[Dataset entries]
════════

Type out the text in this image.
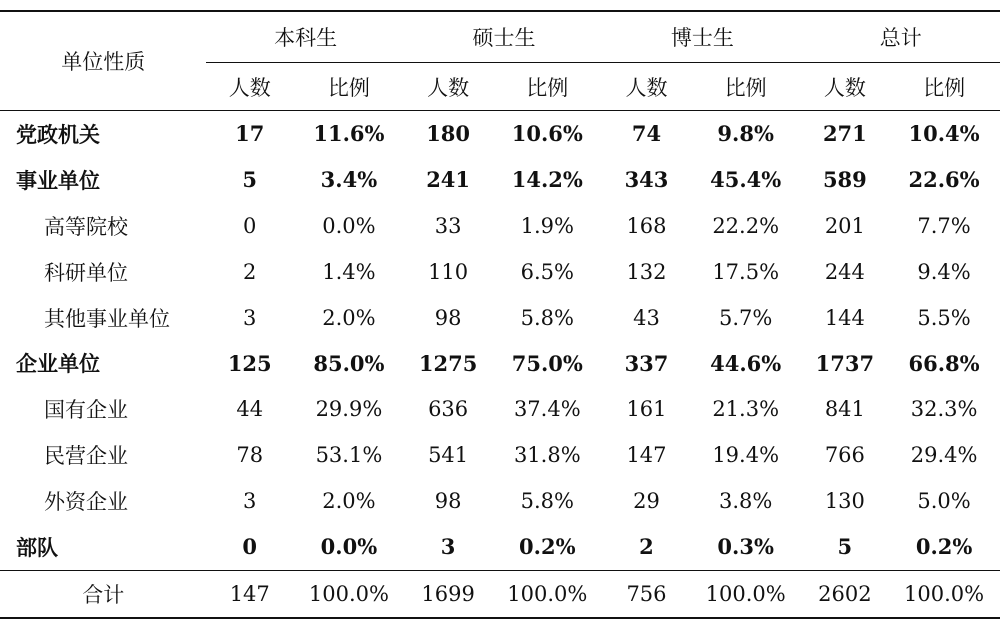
单位性质	本科生		硕士生		博士生		总计	

	人数	比例	人数	比例	人数	比例	人数	比例
党政机关	17	11.6%	180	10.6%	74	9.8%	271	10.4%
事业单位	5	3.4%	241	14.2%	343	45.4%	589	22.6%
高等院校	0	0.0%	33	1.9%	168	22.2%	201	7.7%
科研单位	2	1.4%	110	6.5%	132	17.5%	244	9.4%
其他事业单位	3	2.0%	98	5.8%	43	5.7%	144	5.5%
企业单位	125	85.0%	1275	75.0%	337	44.6%	1737	66.8%
国有企业	44	29.9%	636	37.4%	161	21.3%	841	32.3%
民营企业	78	53.1%	541	31.8%	147	19.4%	766	29.4%
外资企业	3	2.0%	98	5.8%	29	3.8%	130	5.0%
部队	0	0.0%	3	0.2%	2	0.3%	5	0.2%
合计	147	100.0%	1699	100.0%	756	100.0%	2602	100.0%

════════

# Stated task
Give every line above again exactly, with no pictures.

# Response to this exercise
Type out the text in this image.
单位性质	本科生		硕士生		博士生		总计	

	人数	比例	人数	比例	人数	比例	人数	比例
党政机关	17	11.6%	180	10.6%	74	9.8%	271	10.4%
事业单位	5	3.4%	241	14.2%	343	45.4%	589	22.6%
高等院校	0	0.0%	33	1.9%	168	22.2%	201	7.7%
科研单位	2	1.4%	110	6.5%	132	17.5%	244	9.4%
其他事业单位	3	2.0%	98	5.8%	43	5.7%	144	5.5%
企业单位	125	85.0%	1275	75.0%	337	44.6%	1737	66.8%
国有企业	44	29.9%	636	37.4%	161	21.3%	841	32.3%
民营企业	78	53.1%	541	31.8%	147	19.4%	766	29.4%
外资企业	3	2.0%	98	5.8%	29	3.8%	130	5.0%
部队	0	0.0%	3	0.2%	2	0.3%	5	0.2%
合计	147	100.0%	1699	100.0%	756	100.0%	2602	100.0%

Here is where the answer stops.